>> begin

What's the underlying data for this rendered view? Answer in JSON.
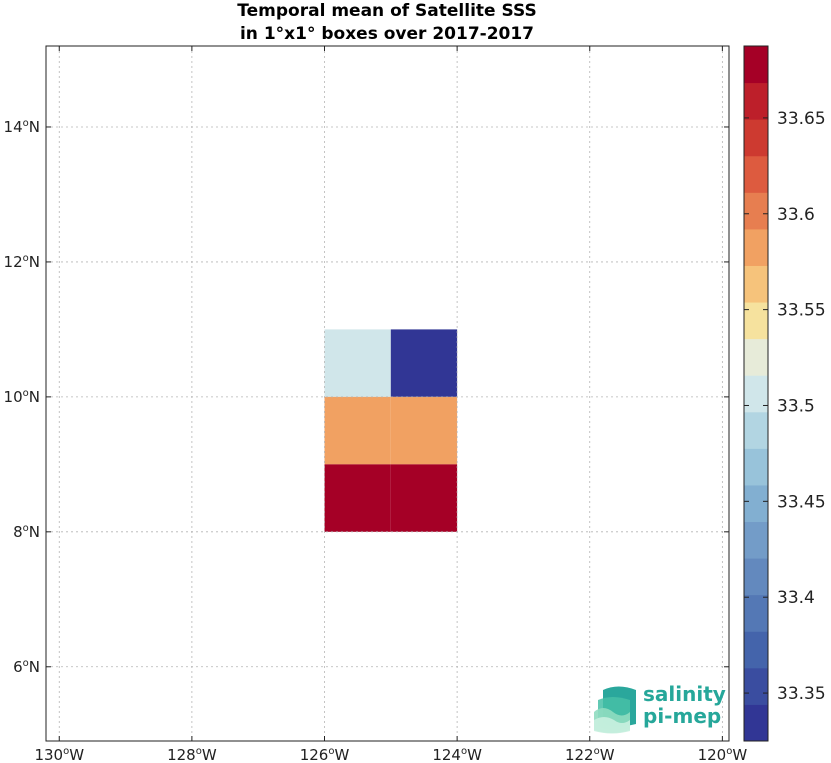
{
  "chart_data": {
    "type": "heatmap",
    "title": [
      "Temporal mean of Satellite SSS",
      "in 1°x1° boxes over 2017-2017"
    ],
    "xlim": [
      -130.2,
      -119.9
    ],
    "ylim": [
      4.9,
      15.2
    ],
    "x_ticks": [
      {
        "value": -130,
        "label": "130",
        "hemi": "W"
      },
      {
        "value": -128,
        "label": "128",
        "hemi": "W"
      },
      {
        "value": -126,
        "label": "126",
        "hemi": "W"
      },
      {
        "value": -124,
        "label": "124",
        "hemi": "W"
      },
      {
        "value": -122,
        "label": "122",
        "hemi": "W"
      },
      {
        "value": -120,
        "label": "120",
        "hemi": "W"
      }
    ],
    "y_ticks": [
      {
        "value": 6,
        "label": "6",
        "hemi": "N"
      },
      {
        "value": 8,
        "label": "8",
        "hemi": "N"
      },
      {
        "value": 10,
        "label": "10",
        "hemi": "N"
      },
      {
        "value": 12,
        "label": "12",
        "hemi": "N"
      },
      {
        "value": 14,
        "label": "14",
        "hemi": "N"
      }
    ],
    "grid": true,
    "cells": [
      {
        "lon_min": -126,
        "lon_max": -125,
        "lat_min": 10,
        "lat_max": 11,
        "value": 33.5
      },
      {
        "lon_min": -125,
        "lon_max": -124,
        "lat_min": 10,
        "lat_max": 11,
        "value": 33.33
      },
      {
        "lon_min": -126,
        "lon_max": -125,
        "lat_min": 9,
        "lat_max": 10,
        "value": 33.58
      },
      {
        "lon_min": -125,
        "lon_max": -124,
        "lat_min": 9,
        "lat_max": 10,
        "value": 33.58
      },
      {
        "lon_min": -126,
        "lon_max": -125,
        "lat_min": 8,
        "lat_max": 9,
        "value": 33.68
      },
      {
        "lon_min": -125,
        "lon_max": -124,
        "lat_min": 8,
        "lat_max": 9,
        "value": 33.68
      }
    ],
    "colorbar": {
      "vmin": 33.325,
      "vmax": 33.6875,
      "colors": [
        "#313695",
        "#3a4da0",
        "#4464ab",
        "#5478b5",
        "#6389be",
        "#739cc8",
        "#82afd1",
        "#98c3da",
        "#b2d5e2",
        "#d0e6ea",
        "#e7ebd9",
        "#f6e29e",
        "#f6c37b",
        "#f1a162",
        "#e77e50",
        "#dd5b3f",
        "#cd3a30",
        "#bd1f2a",
        "#a50026"
      ],
      "ticks": [
        {
          "value": 33.35,
          "label": "33.35"
        },
        {
          "value": 33.4,
          "label": "33.4"
        },
        {
          "value": 33.45,
          "label": "33.45"
        },
        {
          "value": 33.5,
          "label": "33.5"
        },
        {
          "value": 33.55,
          "label": "33.55"
        },
        {
          "value": 33.6,
          "label": "33.6"
        },
        {
          "value": 33.65,
          "label": "33.65"
        }
      ]
    },
    "logo": {
      "line1": "salinity",
      "line2": "pi-mep",
      "color": "#26a79a"
    }
  }
}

>> end

* What needs to be done: Retype the entries word for word. Omit any images.

* Worked solution:
What's the underlying data for this rendered view? Answer in JSON.
{
  "chart_data": {
    "type": "heatmap",
    "title": [
      "Temporal mean of Satellite SSS",
      "in 1°x1° boxes over 2017-2017"
    ],
    "xlim": [
      -130.2,
      -119.9
    ],
    "ylim": [
      4.9,
      15.2
    ],
    "x_ticks": [
      {
        "value": -130,
        "label": "130",
        "hemi": "W"
      },
      {
        "value": -128,
        "label": "128",
        "hemi": "W"
      },
      {
        "value": -126,
        "label": "126",
        "hemi": "W"
      },
      {
        "value": -124,
        "label": "124",
        "hemi": "W"
      },
      {
        "value": -122,
        "label": "122",
        "hemi": "W"
      },
      {
        "value": -120,
        "label": "120",
        "hemi": "W"
      }
    ],
    "y_ticks": [
      {
        "value": 6,
        "label": "6",
        "hemi": "N"
      },
      {
        "value": 8,
        "label": "8",
        "hemi": "N"
      },
      {
        "value": 10,
        "label": "10",
        "hemi": "N"
      },
      {
        "value": 12,
        "label": "12",
        "hemi": "N"
      },
      {
        "value": 14,
        "label": "14",
        "hemi": "N"
      }
    ],
    "grid": true,
    "cells": [
      {
        "lon_min": -126,
        "lon_max": -125,
        "lat_min": 10,
        "lat_max": 11,
        "value": 33.5
      },
      {
        "lon_min": -125,
        "lon_max": -124,
        "lat_min": 10,
        "lat_max": 11,
        "value": 33.33
      },
      {
        "lon_min": -126,
        "lon_max": -125,
        "lat_min": 9,
        "lat_max": 10,
        "value": 33.58
      },
      {
        "lon_min": -125,
        "lon_max": -124,
        "lat_min": 9,
        "lat_max": 10,
        "value": 33.58
      },
      {
        "lon_min": -126,
        "lon_max": -125,
        "lat_min": 8,
        "lat_max": 9,
        "value": 33.68
      },
      {
        "lon_min": -125,
        "lon_max": -124,
        "lat_min": 8,
        "lat_max": 9,
        "value": 33.68
      }
    ],
    "colorbar": {
      "vmin": 33.325,
      "vmax": 33.6875,
      "colors": [
        "#313695",
        "#3a4da0",
        "#4464ab",
        "#5478b5",
        "#6389be",
        "#739cc8",
        "#82afd1",
        "#98c3da",
        "#b2d5e2",
        "#d0e6ea",
        "#e7ebd9",
        "#f6e29e",
        "#f6c37b",
        "#f1a162",
        "#e77e50",
        "#dd5b3f",
        "#cd3a30",
        "#bd1f2a",
        "#a50026"
      ],
      "ticks": [
        {
          "value": 33.35,
          "label": "33.35"
        },
        {
          "value": 33.4,
          "label": "33.4"
        },
        {
          "value": 33.45,
          "label": "33.45"
        },
        {
          "value": 33.5,
          "label": "33.5"
        },
        {
          "value": 33.55,
          "label": "33.55"
        },
        {
          "value": 33.6,
          "label": "33.6"
        },
        {
          "value": 33.65,
          "label": "33.65"
        }
      ]
    },
    "logo": {
      "line1": "salinity",
      "line2": "pi-mep",
      "color": "#26a79a"
    }
  }
}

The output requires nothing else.